Goal:
Return the listing below exactly, with the pictures dropped.

Stored records:
>>>
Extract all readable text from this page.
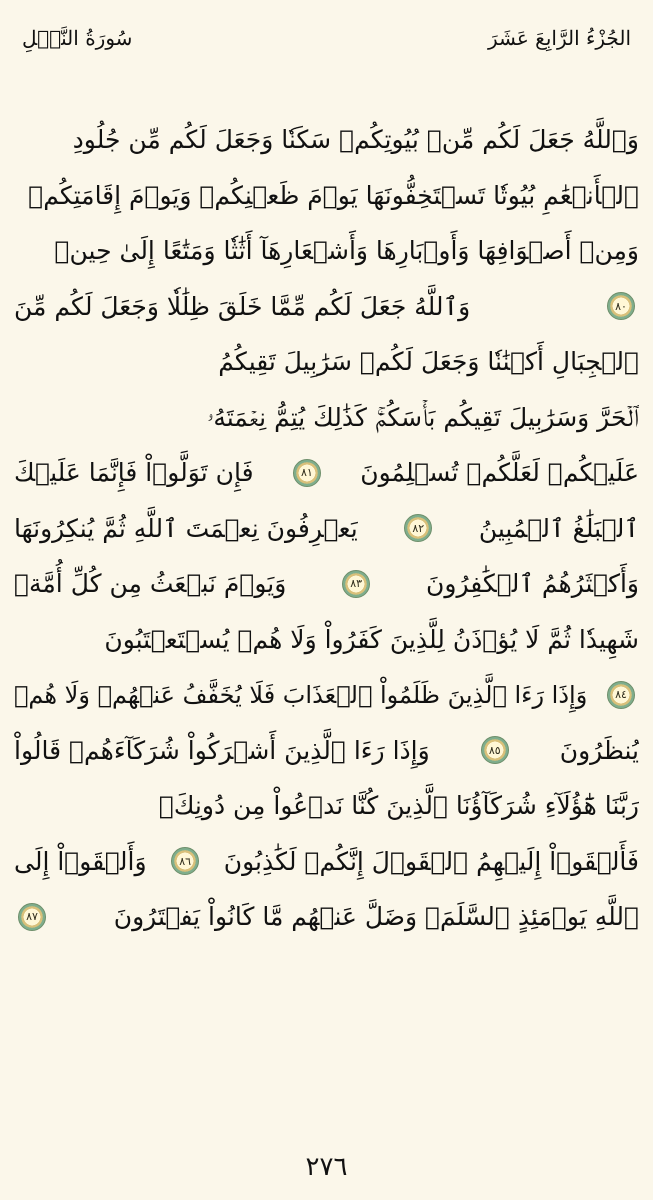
الجُزْءُ الرَّابِعَ عَشَرَ
سُورَةُ النَّحۡلِ
وَٱللَّهُ جَعَلَ لَكُم مِّنۢ بُيُوتِكُمۡ سَكَنٗا وَجَعَلَ لَكُم مِّن جُلُودِ
ٱلۡأَنۡعَٰمِ بُيُوتٗا تَسۡتَخِفُّونَهَا يَوۡمَ ظَعۡنِكُمۡ وَيَوۡمَ إِقَامَتِكُمۡ
وَمِنۡ أَصۡوَافِهَا وَأَوۡبَارِهَا وَأَشۡعَارِهَآ أَثَٰثٗا وَمَتَٰعًا إِلَىٰ حِينٖ
٨٠
وَٱللَّهُ جَعَلَ لَكُم مِّمَّا خَلَقَ ظِلَٰلٗا وَجَعَلَ لَكُم مِّنَ
ٱلۡجِبَالِ أَكۡنَٰنٗا وَجَعَلَ لَكُمۡ سَرَٰبِيلَ تَقِيكُمُ
ٱلۡحَرَّ وَسَرَٰبِيلَ تَقِيكُم بَأۡسَكُمۡۚ كَذَٰلِكَ يُتِمُّ نِعۡمَتَهُۥ
عَلَيۡكُمۡ لَعَلَّكُمۡ تُسۡلِمُونَ
٨١
فَإِن تَوَلَّوۡاْ فَإِنَّمَا عَلَيۡكَ
ٱلۡبَلَٰغُ ٱلۡمُبِينُ
٨٢
يَعۡرِفُونَ نِعۡمَتَ ٱللَّهِ ثُمَّ يُنكِرُونَهَا
وَأَكۡثَرُهُمُ ٱلۡكَٰفِرُونَ
٨٣
وَيَوۡمَ نَبۡعَثُ مِن كُلِّ أُمَّةٖ
شَهِيدٗا ثُمَّ لَا يُؤۡذَنُ لِلَّذِينَ كَفَرُواْ وَلَا هُمۡ يُسۡتَعۡتَبُونَ
٨٤
وَإِذَا رَءَا ٱلَّذِينَ ظَلَمُواْ ٱلۡعَذَابَ فَلَا يُخَفَّفُ عَنۡهُمۡ وَلَا هُمۡ
يُنظَرُونَ
٨٥
وَإِذَا رَءَا ٱلَّذِينَ أَشۡرَكُواْ شُرَكَآءَهُمۡ قَالُواْ
رَبَّنَا هَٰٓؤُلَآءِ شُرَكَآؤُنَا ٱلَّذِينَ كُنَّا نَدۡعُواْ مِن دُونِكَۖ
فَأَلۡقَوۡاْ إِلَيۡهِمُ ٱلۡقَوۡلَ إِنَّكُمۡ لَكَٰذِبُونَ
٨٦
وَأَلۡقَوۡاْ إِلَى
ٱللَّهِ يَوۡمَئِذٍ ٱلسَّلَمَۖ وَضَلَّ عَنۡهُم مَّا كَانُواْ يَفۡتَرُونَ
٨٧
٢٧٦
<<<
Complete answer:
Extract all readable text from this page.
الجُزْءُ الرَّابِعَ عَشَرَ
سُورَةُ النَّحۡلِ
وَٱللَّهُ جَعَلَ لَكُم مِّنۢ بُيُوتِكُمۡ سَكَنٗا وَجَعَلَ لَكُم مِّن جُلُودِ
ٱلۡأَنۡعَٰمِ بُيُوتٗا تَسۡتَخِفُّونَهَا يَوۡمَ ظَعۡنِكُمۡ وَيَوۡمَ إِقَامَتِكُمۡ
وَمِنۡ أَصۡوَافِهَا وَأَوۡبَارِهَا وَأَشۡعَارِهَآ أَثَٰثٗا وَمَتَٰعًا إِلَىٰ حِينٖ
٨٠
وَٱللَّهُ جَعَلَ لَكُم مِّمَّا خَلَقَ ظِلَٰلٗا وَجَعَلَ لَكُم مِّنَ
ٱلۡجِبَالِ أَكۡنَٰنٗا وَجَعَلَ لَكُمۡ سَرَٰبِيلَ تَقِيكُمُ
ٱلۡحَرَّ وَسَرَٰبِيلَ تَقِيكُم بَأۡسَكُمۡۚ كَذَٰلِكَ يُتِمُّ نِعۡمَتَهُۥ
عَلَيۡكُمۡ لَعَلَّكُمۡ تُسۡلِمُونَ
٨١
فَإِن تَوَلَّوۡاْ فَإِنَّمَا عَلَيۡكَ
ٱلۡبَلَٰغُ ٱلۡمُبِينُ
٨٢
يَعۡرِفُونَ نِعۡمَتَ ٱللَّهِ ثُمَّ يُنكِرُونَهَا
وَأَكۡثَرُهُمُ ٱلۡكَٰفِرُونَ
٨٣
وَيَوۡمَ نَبۡعَثُ مِن كُلِّ أُمَّةٖ
شَهِيدٗا ثُمَّ لَا يُؤۡذَنُ لِلَّذِينَ كَفَرُواْ وَلَا هُمۡ يُسۡتَعۡتَبُونَ
٨٤
وَإِذَا رَءَا ٱلَّذِينَ ظَلَمُواْ ٱلۡعَذَابَ فَلَا يُخَفَّفُ عَنۡهُمۡ وَلَا هُمۡ
يُنظَرُونَ
٨٥
وَإِذَا رَءَا ٱلَّذِينَ أَشۡرَكُواْ شُرَكَآءَهُمۡ قَالُواْ
رَبَّنَا هَٰٓؤُلَآءِ شُرَكَآؤُنَا ٱلَّذِينَ كُنَّا نَدۡعُواْ مِن دُونِكَۖ
فَأَلۡقَوۡاْ إِلَيۡهِمُ ٱلۡقَوۡلَ إِنَّكُمۡ لَكَٰذِبُونَ
٨٦
وَأَلۡقَوۡاْ إِلَى
ٱللَّهِ يَوۡمَئِذٍ ٱلسَّلَمَۖ وَضَلَّ عَنۡهُم مَّا كَانُواْ يَفۡتَرُونَ
٨٧
٢٧٦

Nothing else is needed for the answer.